_Your task:_ Repeat each line of the material exactly.
-- start Data lines --
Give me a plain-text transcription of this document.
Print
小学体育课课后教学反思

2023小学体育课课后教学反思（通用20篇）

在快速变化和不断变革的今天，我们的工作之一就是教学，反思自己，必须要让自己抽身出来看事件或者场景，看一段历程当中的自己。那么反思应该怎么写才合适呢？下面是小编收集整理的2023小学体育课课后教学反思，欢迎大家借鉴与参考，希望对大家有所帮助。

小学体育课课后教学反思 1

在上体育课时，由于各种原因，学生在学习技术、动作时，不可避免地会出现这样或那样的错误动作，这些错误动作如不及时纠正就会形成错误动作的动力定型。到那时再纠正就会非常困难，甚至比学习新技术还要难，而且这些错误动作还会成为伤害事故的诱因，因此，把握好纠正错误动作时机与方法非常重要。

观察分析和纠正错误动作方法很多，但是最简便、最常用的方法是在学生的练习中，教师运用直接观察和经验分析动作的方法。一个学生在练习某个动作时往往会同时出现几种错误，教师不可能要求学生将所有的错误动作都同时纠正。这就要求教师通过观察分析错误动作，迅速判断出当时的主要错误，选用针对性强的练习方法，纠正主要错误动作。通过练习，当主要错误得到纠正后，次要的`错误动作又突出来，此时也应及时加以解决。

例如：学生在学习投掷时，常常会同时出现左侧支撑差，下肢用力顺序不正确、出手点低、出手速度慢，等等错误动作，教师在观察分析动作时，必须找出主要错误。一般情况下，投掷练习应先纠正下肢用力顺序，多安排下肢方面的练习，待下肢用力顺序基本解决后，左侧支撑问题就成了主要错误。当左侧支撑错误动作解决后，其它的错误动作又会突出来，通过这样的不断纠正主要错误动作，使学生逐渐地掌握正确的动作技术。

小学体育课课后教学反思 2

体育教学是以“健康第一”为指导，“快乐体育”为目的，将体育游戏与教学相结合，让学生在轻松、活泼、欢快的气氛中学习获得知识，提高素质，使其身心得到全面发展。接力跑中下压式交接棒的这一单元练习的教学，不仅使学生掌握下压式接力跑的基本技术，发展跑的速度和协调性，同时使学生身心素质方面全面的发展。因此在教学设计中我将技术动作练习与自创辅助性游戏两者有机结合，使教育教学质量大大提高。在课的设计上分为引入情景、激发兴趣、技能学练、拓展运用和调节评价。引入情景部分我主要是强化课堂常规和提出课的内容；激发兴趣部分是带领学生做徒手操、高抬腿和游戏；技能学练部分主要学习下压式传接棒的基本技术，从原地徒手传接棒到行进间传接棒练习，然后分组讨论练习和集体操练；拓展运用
-- end Data lines --
_Solution to the exercise:_
Give me a plain-text transcription of this document.
Print
小学体育课课后教学反思

2023小学体育课课后教学反思（通用20篇）

在快速变化和不断变革的今天，我们的工作之一就是教学，反思自己，必须要让自己抽身出来看事件或者场景，看一段历程当中的自己。那么反思应该怎么写才合适呢？下面是小编收集整理的2023小学体育课课后教学反思，欢迎大家借鉴与参考，希望对大家有所帮助。

小学体育课课后教学反思 1

在上体育课时，由于各种原因，学生在学习技术、动作时，不可避免地会出现这样或那样的错误动作，这些错误动作如不及时纠正就会形成错误动作的动力定型。到那时再纠正就会非常困难，甚至比学习新技术还要难，而且这些错误动作还会成为伤害事故的诱因，因此，把握好纠正错误动作时机与方法非常重要。

观察分析和纠正错误动作方法很多，但是最简便、最常用的方法是在学生的练习中，教师运用直接观察和经验分析动作的方法。一个学生在练习某个动作时往往会同时出现几种错误，教师不可能要求学生将所有的错误动作都同时纠正。这就要求教师通过观察分析错误动作，迅速判断出当时的主要错误，选用针对性强的练习方法，纠正主要错误动作。通过练习，当主要错误得到纠正后，次要的`错误动作又突出来，此时也应及时加以解决。

例如：学生在学习投掷时，常常会同时出现左侧支撑差，下肢用力顺序不正确、出手点低、出手速度慢，等等错误动作，教师在观察分析动作时，必须找出主要错误。一般情况下，投掷练习应先纠正下肢用力顺序，多安排下肢方面的练习，待下肢用力顺序基本解决后，左侧支撑问题就成了主要错误。当左侧支撑错误动作解决后，其它的错误动作又会突出来，通过这样的不断纠正主要错误动作，使学生逐渐地掌握正确的动作技术。

小学体育课课后教学反思 2

体育教学是以“健康第一”为指导，“快乐体育”为目的，将体育游戏与教学相结合，让学生在轻松、活泼、欢快的气氛中学习获得知识，提高素质，使其身心得到全面发展。接力跑中下压式交接棒的这一单元练习的教学，不仅使学生掌握下压式接力跑的基本技术，发展跑的速度和协调性，同时使学生身心素质方面全面的发展。因此在教学设计中我将技术动作练习与自创辅助性游戏两者有机结合，使教育教学质量大大提高。在课的设计上分为引入情景、激发兴趣、技能学练、拓展运用和调节评价。引入情景部分我主要是强化课堂常规和提出课的内容；激发兴趣部分是带领学生做徒手操、高抬腿和游戏；技能学练部分主要学习下压式传接棒的基本技术，从原地徒手传接棒到行进间传接棒练习，然后分组讨论练习和集体操练；拓展运用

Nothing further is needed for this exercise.